- EXERCISE -
Please pull out the records word for word, from their very first line through the line that contains "contour-label-text: 43 xyxy=(566,701,582,717)".

- ENTRIES SHOWN -
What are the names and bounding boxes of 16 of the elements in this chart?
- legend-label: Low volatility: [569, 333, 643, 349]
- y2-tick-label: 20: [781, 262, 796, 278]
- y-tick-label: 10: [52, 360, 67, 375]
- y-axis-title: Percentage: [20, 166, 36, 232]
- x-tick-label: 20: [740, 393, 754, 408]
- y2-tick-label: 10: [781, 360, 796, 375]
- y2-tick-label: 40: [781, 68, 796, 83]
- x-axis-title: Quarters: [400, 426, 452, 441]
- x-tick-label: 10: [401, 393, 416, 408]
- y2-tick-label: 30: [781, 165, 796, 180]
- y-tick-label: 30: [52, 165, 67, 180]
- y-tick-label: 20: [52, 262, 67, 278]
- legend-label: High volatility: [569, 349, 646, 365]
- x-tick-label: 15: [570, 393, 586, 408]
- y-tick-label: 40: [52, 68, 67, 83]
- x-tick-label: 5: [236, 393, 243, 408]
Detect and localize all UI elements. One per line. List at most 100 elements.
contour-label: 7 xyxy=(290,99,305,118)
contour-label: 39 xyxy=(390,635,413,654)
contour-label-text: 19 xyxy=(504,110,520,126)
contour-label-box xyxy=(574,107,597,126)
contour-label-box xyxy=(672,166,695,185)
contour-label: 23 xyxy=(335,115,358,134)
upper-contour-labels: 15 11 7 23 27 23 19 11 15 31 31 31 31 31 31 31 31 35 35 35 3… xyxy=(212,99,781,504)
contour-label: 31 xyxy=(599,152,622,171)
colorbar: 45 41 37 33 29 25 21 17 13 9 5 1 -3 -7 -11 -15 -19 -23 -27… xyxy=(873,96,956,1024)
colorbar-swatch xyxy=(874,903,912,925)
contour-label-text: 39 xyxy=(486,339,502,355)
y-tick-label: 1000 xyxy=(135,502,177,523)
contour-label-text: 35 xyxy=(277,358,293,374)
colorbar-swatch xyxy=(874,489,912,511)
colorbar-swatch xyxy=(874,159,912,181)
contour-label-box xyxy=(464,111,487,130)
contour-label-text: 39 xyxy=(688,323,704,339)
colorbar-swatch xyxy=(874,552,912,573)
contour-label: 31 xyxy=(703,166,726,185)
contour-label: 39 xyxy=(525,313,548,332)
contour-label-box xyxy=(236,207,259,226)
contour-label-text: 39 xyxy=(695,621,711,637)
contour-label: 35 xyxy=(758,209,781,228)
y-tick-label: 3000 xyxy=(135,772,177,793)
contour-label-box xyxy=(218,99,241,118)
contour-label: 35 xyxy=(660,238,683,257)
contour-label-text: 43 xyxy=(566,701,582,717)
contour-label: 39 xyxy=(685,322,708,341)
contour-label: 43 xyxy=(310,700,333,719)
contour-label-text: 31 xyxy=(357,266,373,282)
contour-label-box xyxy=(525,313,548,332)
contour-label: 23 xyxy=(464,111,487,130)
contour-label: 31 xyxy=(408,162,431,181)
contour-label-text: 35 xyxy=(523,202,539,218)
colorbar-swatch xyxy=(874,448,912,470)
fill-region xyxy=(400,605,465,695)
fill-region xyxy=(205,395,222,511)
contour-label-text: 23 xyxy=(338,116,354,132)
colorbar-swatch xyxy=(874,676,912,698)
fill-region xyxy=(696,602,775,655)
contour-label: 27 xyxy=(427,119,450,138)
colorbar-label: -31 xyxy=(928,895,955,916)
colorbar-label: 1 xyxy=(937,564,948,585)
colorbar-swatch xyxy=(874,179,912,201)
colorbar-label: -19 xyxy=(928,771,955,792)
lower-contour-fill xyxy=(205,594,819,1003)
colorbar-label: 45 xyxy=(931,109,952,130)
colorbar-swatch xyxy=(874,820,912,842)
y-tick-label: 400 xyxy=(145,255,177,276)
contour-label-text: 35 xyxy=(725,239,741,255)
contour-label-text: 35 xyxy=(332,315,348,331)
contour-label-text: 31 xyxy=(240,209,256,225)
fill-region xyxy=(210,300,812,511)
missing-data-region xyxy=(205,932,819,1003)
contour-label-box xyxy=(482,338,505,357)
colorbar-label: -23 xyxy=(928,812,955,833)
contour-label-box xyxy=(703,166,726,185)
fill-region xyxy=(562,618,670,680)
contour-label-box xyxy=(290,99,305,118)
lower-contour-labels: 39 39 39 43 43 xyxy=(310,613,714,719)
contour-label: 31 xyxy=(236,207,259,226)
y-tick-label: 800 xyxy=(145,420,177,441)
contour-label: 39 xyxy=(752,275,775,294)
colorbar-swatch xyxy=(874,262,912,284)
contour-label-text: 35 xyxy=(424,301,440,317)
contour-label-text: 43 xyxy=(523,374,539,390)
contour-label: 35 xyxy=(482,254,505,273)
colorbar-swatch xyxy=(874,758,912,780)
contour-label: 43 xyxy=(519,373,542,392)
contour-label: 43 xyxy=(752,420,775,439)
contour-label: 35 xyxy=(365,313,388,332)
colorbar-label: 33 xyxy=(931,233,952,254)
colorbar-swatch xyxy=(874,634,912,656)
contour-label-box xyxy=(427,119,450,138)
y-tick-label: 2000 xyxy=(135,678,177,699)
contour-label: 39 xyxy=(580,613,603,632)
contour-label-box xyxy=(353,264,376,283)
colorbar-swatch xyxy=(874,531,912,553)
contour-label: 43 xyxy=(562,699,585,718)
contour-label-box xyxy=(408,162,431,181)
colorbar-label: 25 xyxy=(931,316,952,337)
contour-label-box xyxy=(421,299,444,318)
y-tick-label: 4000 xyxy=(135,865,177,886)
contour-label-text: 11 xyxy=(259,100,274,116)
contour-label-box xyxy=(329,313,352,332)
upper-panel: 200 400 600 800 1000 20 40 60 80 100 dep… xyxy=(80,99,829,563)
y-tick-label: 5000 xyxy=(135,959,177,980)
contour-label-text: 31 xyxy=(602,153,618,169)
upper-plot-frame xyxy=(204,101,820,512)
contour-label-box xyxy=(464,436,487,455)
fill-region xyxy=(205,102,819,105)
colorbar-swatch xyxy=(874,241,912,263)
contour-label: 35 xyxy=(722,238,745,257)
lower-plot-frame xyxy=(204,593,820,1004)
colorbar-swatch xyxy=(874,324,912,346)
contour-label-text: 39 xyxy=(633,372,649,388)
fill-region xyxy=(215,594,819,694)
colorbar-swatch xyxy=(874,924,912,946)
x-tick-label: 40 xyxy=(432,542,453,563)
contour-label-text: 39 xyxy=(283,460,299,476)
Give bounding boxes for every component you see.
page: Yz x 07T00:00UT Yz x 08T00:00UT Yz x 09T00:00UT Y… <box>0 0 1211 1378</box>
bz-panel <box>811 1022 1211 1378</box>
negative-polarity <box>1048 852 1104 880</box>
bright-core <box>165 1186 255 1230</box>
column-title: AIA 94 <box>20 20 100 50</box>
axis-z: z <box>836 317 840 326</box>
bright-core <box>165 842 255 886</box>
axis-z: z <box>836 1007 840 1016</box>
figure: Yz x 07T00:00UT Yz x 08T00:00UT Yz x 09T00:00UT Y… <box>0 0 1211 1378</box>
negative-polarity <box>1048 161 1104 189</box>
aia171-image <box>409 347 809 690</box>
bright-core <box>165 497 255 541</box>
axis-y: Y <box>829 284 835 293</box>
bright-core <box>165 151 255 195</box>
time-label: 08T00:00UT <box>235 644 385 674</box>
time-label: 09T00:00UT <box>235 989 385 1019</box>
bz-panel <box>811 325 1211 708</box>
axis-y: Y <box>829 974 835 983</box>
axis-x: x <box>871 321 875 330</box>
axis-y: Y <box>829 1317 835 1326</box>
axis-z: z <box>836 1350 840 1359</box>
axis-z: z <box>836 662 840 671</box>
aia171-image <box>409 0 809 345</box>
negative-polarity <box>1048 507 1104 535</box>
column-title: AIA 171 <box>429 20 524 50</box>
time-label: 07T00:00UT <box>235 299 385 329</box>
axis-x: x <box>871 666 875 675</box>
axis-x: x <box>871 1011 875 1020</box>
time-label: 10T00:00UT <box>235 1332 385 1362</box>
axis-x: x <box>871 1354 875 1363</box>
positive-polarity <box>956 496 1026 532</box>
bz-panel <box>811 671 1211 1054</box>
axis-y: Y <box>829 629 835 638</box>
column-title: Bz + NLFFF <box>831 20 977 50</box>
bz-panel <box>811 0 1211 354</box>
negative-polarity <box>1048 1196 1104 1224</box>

- SOLUTION TO THIS EXERCISE -
What are the names and bounding boxes of 16 of the elements in this chart?
- legend-label: Low volatility: [569, 333, 643, 349]
- y2-tick-label: 20: [781, 262, 796, 278]
- y-tick-label: 10: [52, 360, 67, 375]
- y-axis-title: Percentage: [20, 166, 36, 232]
- x-tick-label: 20: [740, 393, 754, 408]
- y2-tick-label: 10: [781, 360, 796, 375]
- y2-tick-label: 40: [781, 68, 796, 83]
- x-axis-title: Quarters: [400, 426, 452, 441]
- x-tick-label: 10: [401, 393, 416, 408]
- y2-tick-label: 30: [781, 165, 796, 180]
- y-tick-label: 30: [52, 165, 67, 180]
- y-tick-label: 20: [52, 262, 67, 278]
- legend-label: High volatility: [569, 349, 646, 365]
- x-tick-label: 15: [570, 393, 586, 408]
- y-tick-label: 40: [52, 68, 67, 83]
- x-tick-label: 5: [236, 393, 243, 408]
Detect and localize all UI elements. One per line. List at most 100 elements.
contour-label: 7 xyxy=(290,99,305,118)
contour-label: 39 xyxy=(390,635,413,654)
contour-label-text: 19 xyxy=(504,110,520,126)
contour-label-box xyxy=(574,107,597,126)
contour-label-box xyxy=(672,166,695,185)
contour-label: 23 xyxy=(335,115,358,134)
upper-contour-labels: 15 11 7 23 27 23 19 11 15 31 31 31 31 31 31 31 31 35 35 35 3… xyxy=(212,99,781,504)
contour-label: 31 xyxy=(599,152,622,171)
colorbar: 45 41 37 33 29 25 21 17 13 9 5 1 -3 -7 -11 -15 -19 -23 -27… xyxy=(873,96,956,1024)
colorbar-swatch xyxy=(874,903,912,925)
contour-label-text: 39 xyxy=(486,339,502,355)
y-tick-label: 1000 xyxy=(135,502,177,523)
contour-label-text: 35 xyxy=(277,358,293,374)
colorbar-swatch xyxy=(874,489,912,511)
colorbar-swatch xyxy=(874,159,912,181)
contour-label-box xyxy=(464,111,487,130)
contour-label-text: 39 xyxy=(688,323,704,339)
colorbar-swatch xyxy=(874,552,912,573)
contour-label: 31 xyxy=(703,166,726,185)
contour-label: 39 xyxy=(525,313,548,332)
contour-label-box xyxy=(236,207,259,226)
contour-label-text: 39 xyxy=(695,621,711,637)
contour-label: 35 xyxy=(758,209,781,228)
y-tick-label: 3000 xyxy=(135,772,177,793)
contour-label-box xyxy=(218,99,241,118)
contour-label: 35 xyxy=(660,238,683,257)
contour-label-text: 43 xyxy=(566,701,582,717)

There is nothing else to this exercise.